■ Goal of the exercise ■
Copy the lines below as they are; omit the images they contain.

■ Entries shown ■
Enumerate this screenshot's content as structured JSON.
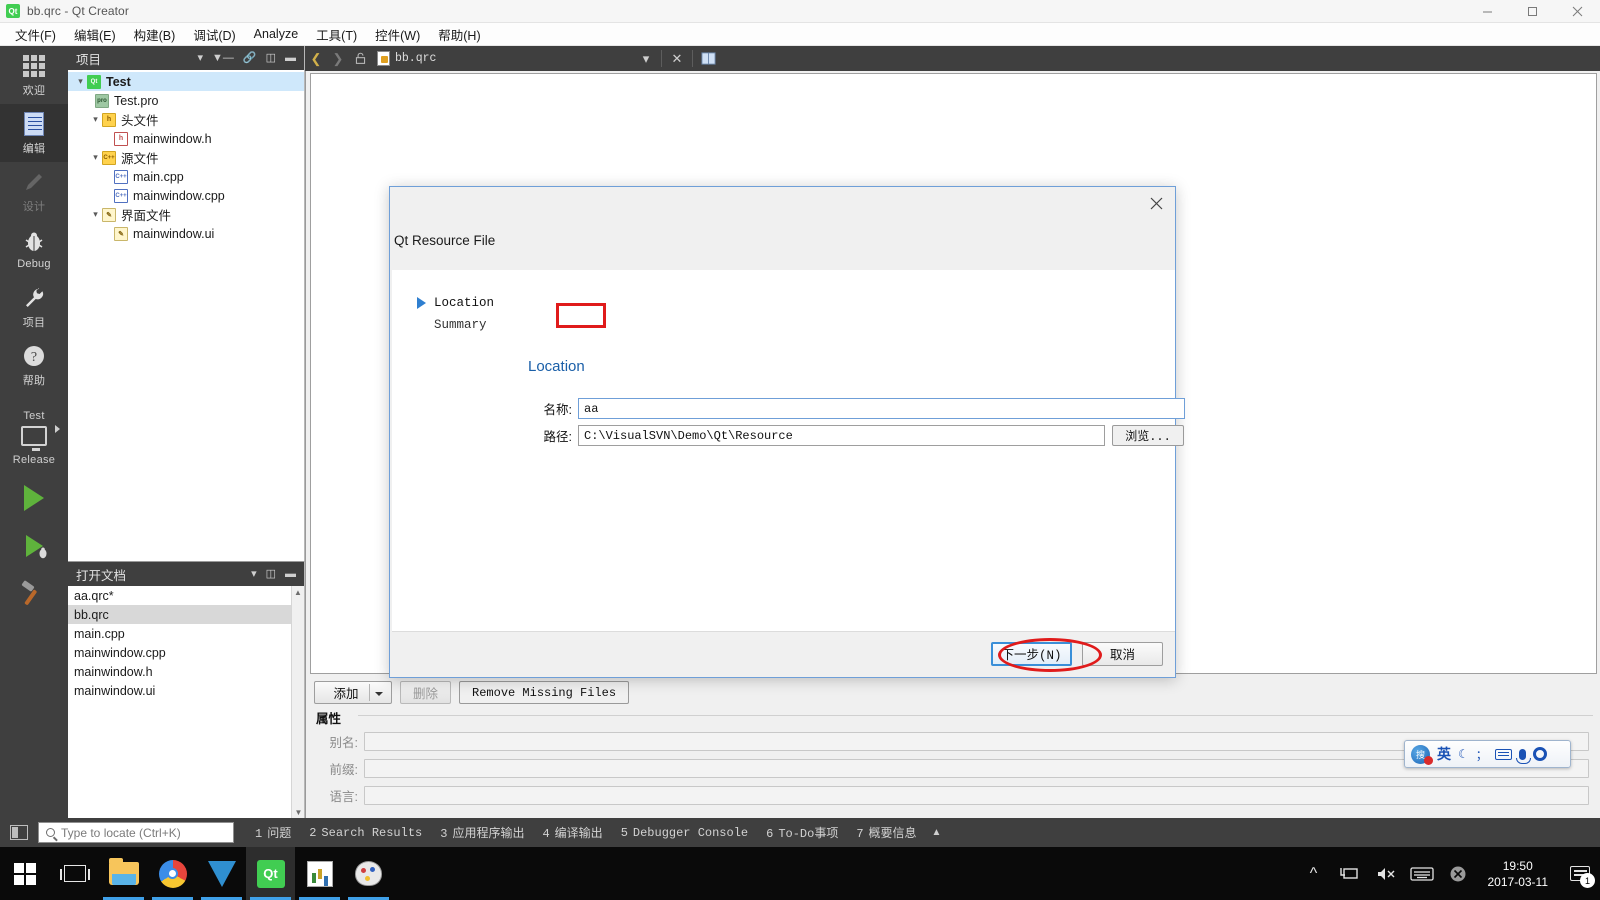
{
  "window": {
    "title": "bb.qrc - Qt Creator",
    "app_icon": "qt-icon",
    "minimize": "minimize-icon",
    "maximize": "maximize-icon",
    "close": "close-icon"
  },
  "menubar": [
    {
      "label": "文件(F)"
    },
    {
      "label": "编辑(E)"
    },
    {
      "label": "构建(B)"
    },
    {
      "label": "调试(D)"
    },
    {
      "label": "Analyze"
    },
    {
      "label": "工具(T)"
    },
    {
      "label": "控件(W)"
    },
    {
      "label": "帮助(H)"
    }
  ],
  "modebar": {
    "items": [
      {
        "label": "欢迎",
        "icon": "grid-icon",
        "active": false,
        "disabled": false
      },
      {
        "label": "编辑",
        "icon": "document-icon",
        "active": true,
        "disabled": false
      },
      {
        "label": "设计",
        "icon": "pencil-icon",
        "active": false,
        "disabled": true
      },
      {
        "label": "Debug",
        "icon": "bug-icon",
        "active": false,
        "disabled": false
      },
      {
        "label": "项目",
        "icon": "wrench-icon",
        "active": false,
        "disabled": false
      },
      {
        "label": "帮助",
        "icon": "help-icon",
        "active": false,
        "disabled": false
      }
    ],
    "kit": {
      "project": "Test",
      "build_config": "Release"
    }
  },
  "project_panel": {
    "title": "项目",
    "tools": [
      "filter-icon",
      "link-icon",
      "split-icon",
      "close-panel-icon"
    ],
    "tree": [
      {
        "label": "Test",
        "indent": 0,
        "chevron": "down",
        "icon": "qt-project-icon",
        "bold": true,
        "selected": true
      },
      {
        "label": "Test.pro",
        "indent": 1,
        "chevron": "",
        "icon": "pro-file-icon",
        "bold": false,
        "selected": false
      },
      {
        "label": "头文件",
        "indent": 1,
        "chevron": "down",
        "icon": "folder-h-icon",
        "bold": false,
        "selected": false
      },
      {
        "label": "mainwindow.h",
        "indent": 2,
        "chevron": "",
        "icon": "h-file-icon",
        "bold": false,
        "selected": false
      },
      {
        "label": "源文件",
        "indent": 1,
        "chevron": "down",
        "icon": "folder-cpp-icon",
        "bold": false,
        "selected": false
      },
      {
        "label": "main.cpp",
        "indent": 2,
        "chevron": "",
        "icon": "cpp-file-icon",
        "bold": false,
        "selected": false
      },
      {
        "label": "mainwindow.cpp",
        "indent": 2,
        "chevron": "",
        "icon": "cpp-file-icon",
        "bold": false,
        "selected": false
      },
      {
        "label": "界面文件",
        "indent": 1,
        "chevron": "down",
        "icon": "folder-ui-icon",
        "bold": false,
        "selected": false
      },
      {
        "label": "mainwindow.ui",
        "indent": 2,
        "chevron": "",
        "icon": "ui-file-icon",
        "bold": false,
        "selected": false
      }
    ]
  },
  "open_documents": {
    "title": "打开文档",
    "items": [
      {
        "label": "aa.qrc*",
        "selected": false
      },
      {
        "label": "bb.qrc",
        "selected": true
      },
      {
        "label": "main.cpp",
        "selected": false
      },
      {
        "label": "mainwindow.cpp",
        "selected": false
      },
      {
        "label": "mainwindow.h",
        "selected": false
      },
      {
        "label": "mainwindow.ui",
        "selected": false
      }
    ]
  },
  "editor_toolbar": {
    "back": "nav-back-icon",
    "forward": "nav-forward-icon",
    "unlock": "unlock-icon",
    "file_icon": "qrc-file-icon",
    "filename": "bb.qrc",
    "dropdown": "chevron-down-icon",
    "close": "close-editor-icon",
    "split": "split-editor-icon",
    "split_right": "split-right-icon"
  },
  "resource_editor": {
    "add_button": "添加",
    "remove_button": "删除",
    "remove_missing_button": "Remove Missing Files",
    "properties_title": "属性",
    "properties": [
      {
        "label": "别名:",
        "value": ""
      },
      {
        "label": "前缀:",
        "value": ""
      },
      {
        "label": "语言:",
        "value": ""
      }
    ]
  },
  "dialog": {
    "title_text": "Qt Resource File",
    "close_icon": "close-icon",
    "steps": [
      {
        "label": "Location",
        "active": true
      },
      {
        "label": "Summary",
        "active": false
      }
    ],
    "section_title": "Location",
    "fields": [
      {
        "label": "名称:",
        "value": "aa",
        "highlighted": true
      },
      {
        "label": "路径:",
        "value": "C:\\VisualSVN\\Demo\\Qt\\Resource",
        "highlighted": false
      }
    ],
    "browse_button": "浏览...",
    "next_button": "下一步(N)",
    "cancel_button": "取消"
  },
  "locator": {
    "sidebar_toggle": "sidebar-toggle-icon",
    "search_icon": "search-icon",
    "placeholder": "Type to locate (Ctrl+K)",
    "output_tabs": [
      {
        "num": "1",
        "label": "问题"
      },
      {
        "num": "2",
        "label": "Search Results"
      },
      {
        "num": "3",
        "label": "应用程序输出"
      },
      {
        "num": "4",
        "label": "编译输出"
      },
      {
        "num": "5",
        "label": "Debugger Console"
      },
      {
        "num": "6",
        "label": "To-Do事项"
      },
      {
        "num": "7",
        "label": "概要信息"
      }
    ],
    "expand_icon": "chevron-up-icon"
  },
  "ime_bar": {
    "logo": "sogou-logo-icon",
    "mode": "英",
    "moon": "moon-icon",
    "punct": "punctuation-icon",
    "keyboard": "keyboard-icon",
    "mic": "microphone-icon",
    "settings": "gear-icon"
  },
  "taskbar": {
    "start": "windows-start-icon",
    "task_view": "task-view-icon",
    "apps": [
      {
        "name": "file-explorer-icon",
        "running": true,
        "active": false
      },
      {
        "name": "chrome-icon",
        "running": true,
        "active": false
      },
      {
        "name": "tornado-app-icon",
        "running": true,
        "active": false
      },
      {
        "name": "qt-creator-icon",
        "running": true,
        "active": true
      },
      {
        "name": "chart-app-icon",
        "running": true,
        "active": false
      },
      {
        "name": "paint-app-icon",
        "running": true,
        "active": false
      }
    ],
    "tray": {
      "show_hidden": "chevron-up-icon",
      "network": "network-icon",
      "volume": "volume-muted-icon",
      "keyboard": "keyboard-icon",
      "security": "security-alert-icon",
      "time": "19:50",
      "date": "2017-03-11",
      "notifications": "notification-icon",
      "notification_count": "1"
    }
  },
  "colors": {
    "accent": "#3a8fd8",
    "annotation_red": "#e01b1b",
    "mode_bar": "#3f3f3f",
    "qt_green": "#41cd52",
    "link_blue": "#1a5fa8"
  }
}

■ Written answer ■
Enumerate this screenshot's content as structured JSON.
{
  "window": {
    "title": "bb.qrc - Qt Creator",
    "app_icon": "qt-icon",
    "minimize": "minimize-icon",
    "maximize": "maximize-icon",
    "close": "close-icon"
  },
  "menubar": [
    {
      "label": "文件(F)"
    },
    {
      "label": "编辑(E)"
    },
    {
      "label": "构建(B)"
    },
    {
      "label": "调试(D)"
    },
    {
      "label": "Analyze"
    },
    {
      "label": "工具(T)"
    },
    {
      "label": "控件(W)"
    },
    {
      "label": "帮助(H)"
    }
  ],
  "modebar": {
    "items": [
      {
        "label": "欢迎",
        "icon": "grid-icon",
        "active": false,
        "disabled": false
      },
      {
        "label": "编辑",
        "icon": "document-icon",
        "active": true,
        "disabled": false
      },
      {
        "label": "设计",
        "icon": "pencil-icon",
        "active": false,
        "disabled": true
      },
      {
        "label": "Debug",
        "icon": "bug-icon",
        "active": false,
        "disabled": false
      },
      {
        "label": "项目",
        "icon": "wrench-icon",
        "active": false,
        "disabled": false
      },
      {
        "label": "帮助",
        "icon": "help-icon",
        "active": false,
        "disabled": false
      }
    ],
    "kit": {
      "project": "Test",
      "build_config": "Release"
    }
  },
  "project_panel": {
    "title": "项目",
    "tools": [
      "filter-icon",
      "link-icon",
      "split-icon",
      "close-panel-icon"
    ],
    "tree": [
      {
        "label": "Test",
        "indent": 0,
        "chevron": "down",
        "icon": "qt-project-icon",
        "bold": true,
        "selected": true
      },
      {
        "label": "Test.pro",
        "indent": 1,
        "chevron": "",
        "icon": "pro-file-icon",
        "bold": false,
        "selected": false
      },
      {
        "label": "头文件",
        "indent": 1,
        "chevron": "down",
        "icon": "folder-h-icon",
        "bold": false,
        "selected": false
      },
      {
        "label": "mainwindow.h",
        "indent": 2,
        "chevron": "",
        "icon": "h-file-icon",
        "bold": false,
        "selected": false
      },
      {
        "label": "源文件",
        "indent": 1,
        "chevron": "down",
        "icon": "folder-cpp-icon",
        "bold": false,
        "selected": false
      },
      {
        "label": "main.cpp",
        "indent": 2,
        "chevron": "",
        "icon": "cpp-file-icon",
        "bold": false,
        "selected": false
      },
      {
        "label": "mainwindow.cpp",
        "indent": 2,
        "chevron": "",
        "icon": "cpp-file-icon",
        "bold": false,
        "selected": false
      },
      {
        "label": "界面文件",
        "indent": 1,
        "chevron": "down",
        "icon": "folder-ui-icon",
        "bold": false,
        "selected": false
      },
      {
        "label": "mainwindow.ui",
        "indent": 2,
        "chevron": "",
        "icon": "ui-file-icon",
        "bold": false,
        "selected": false
      }
    ]
  },
  "open_documents": {
    "title": "打开文档",
    "items": [
      {
        "label": "aa.qrc*",
        "selected": false
      },
      {
        "label": "bb.qrc",
        "selected": true
      },
      {
        "label": "main.cpp",
        "selected": false
      },
      {
        "label": "mainwindow.cpp",
        "selected": false
      },
      {
        "label": "mainwindow.h",
        "selected": false
      },
      {
        "label": "mainwindow.ui",
        "selected": false
      }
    ]
  },
  "editor_toolbar": {
    "back": "nav-back-icon",
    "forward": "nav-forward-icon",
    "unlock": "unlock-icon",
    "file_icon": "qrc-file-icon",
    "filename": "bb.qrc",
    "dropdown": "chevron-down-icon",
    "close": "close-editor-icon",
    "split": "split-editor-icon",
    "split_right": "split-right-icon"
  },
  "resource_editor": {
    "add_button": "添加",
    "remove_button": "删除",
    "remove_missing_button": "Remove Missing Files",
    "properties_title": "属性",
    "properties": [
      {
        "label": "别名:",
        "value": ""
      },
      {
        "label": "前缀:",
        "value": ""
      },
      {
        "label": "语言:",
        "value": ""
      }
    ]
  },
  "dialog": {
    "title_text": "Qt Resource File",
    "close_icon": "close-icon",
    "steps": [
      {
        "label": "Location",
        "active": true
      },
      {
        "label": "Summary",
        "active": false
      }
    ],
    "section_title": "Location",
    "fields": [
      {
        "label": "名称:",
        "value": "aa",
        "highlighted": true
      },
      {
        "label": "路径:",
        "value": "C:\\VisualSVN\\Demo\\Qt\\Resource",
        "highlighted": false
      }
    ],
    "browse_button": "浏览...",
    "next_button": "下一步(N)",
    "cancel_button": "取消"
  },
  "locator": {
    "sidebar_toggle": "sidebar-toggle-icon",
    "search_icon": "search-icon",
    "placeholder": "Type to locate (Ctrl+K)",
    "output_tabs": [
      {
        "num": "1",
        "label": "问题"
      },
      {
        "num": "2",
        "label": "Search Results"
      },
      {
        "num": "3",
        "label": "应用程序输出"
      },
      {
        "num": "4",
        "label": "编译输出"
      },
      {
        "num": "5",
        "label": "Debugger Console"
      },
      {
        "num": "6",
        "label": "To-Do事项"
      },
      {
        "num": "7",
        "label": "概要信息"
      }
    ],
    "expand_icon": "chevron-up-icon"
  },
  "ime_bar": {
    "logo": "sogou-logo-icon",
    "mode": "英",
    "moon": "moon-icon",
    "punct": "punctuation-icon",
    "keyboard": "keyboard-icon",
    "mic": "microphone-icon",
    "settings": "gear-icon"
  },
  "taskbar": {
    "start": "windows-start-icon",
    "task_view": "task-view-icon",
    "apps": [
      {
        "name": "file-explorer-icon",
        "running": true,
        "active": false
      },
      {
        "name": "chrome-icon",
        "running": true,
        "active": false
      },
      {
        "name": "tornado-app-icon",
        "running": true,
        "active": false
      },
      {
        "name": "qt-creator-icon",
        "running": true,
        "active": true
      },
      {
        "name": "chart-app-icon",
        "running": true,
        "active": false
      },
      {
        "name": "paint-app-icon",
        "running": true,
        "active": false
      }
    ],
    "tray": {
      "show_hidden": "chevron-up-icon",
      "network": "network-icon",
      "volume": "volume-muted-icon",
      "keyboard": "keyboard-icon",
      "security": "security-alert-icon",
      "time": "19:50",
      "date": "2017-03-11",
      "notifications": "notification-icon",
      "notification_count": "1"
    }
  },
  "colors": {
    "accent": "#3a8fd8",
    "annotation_red": "#e01b1b",
    "mode_bar": "#3f3f3f",
    "qt_green": "#41cd52",
    "link_blue": "#1a5fa8"
  }
}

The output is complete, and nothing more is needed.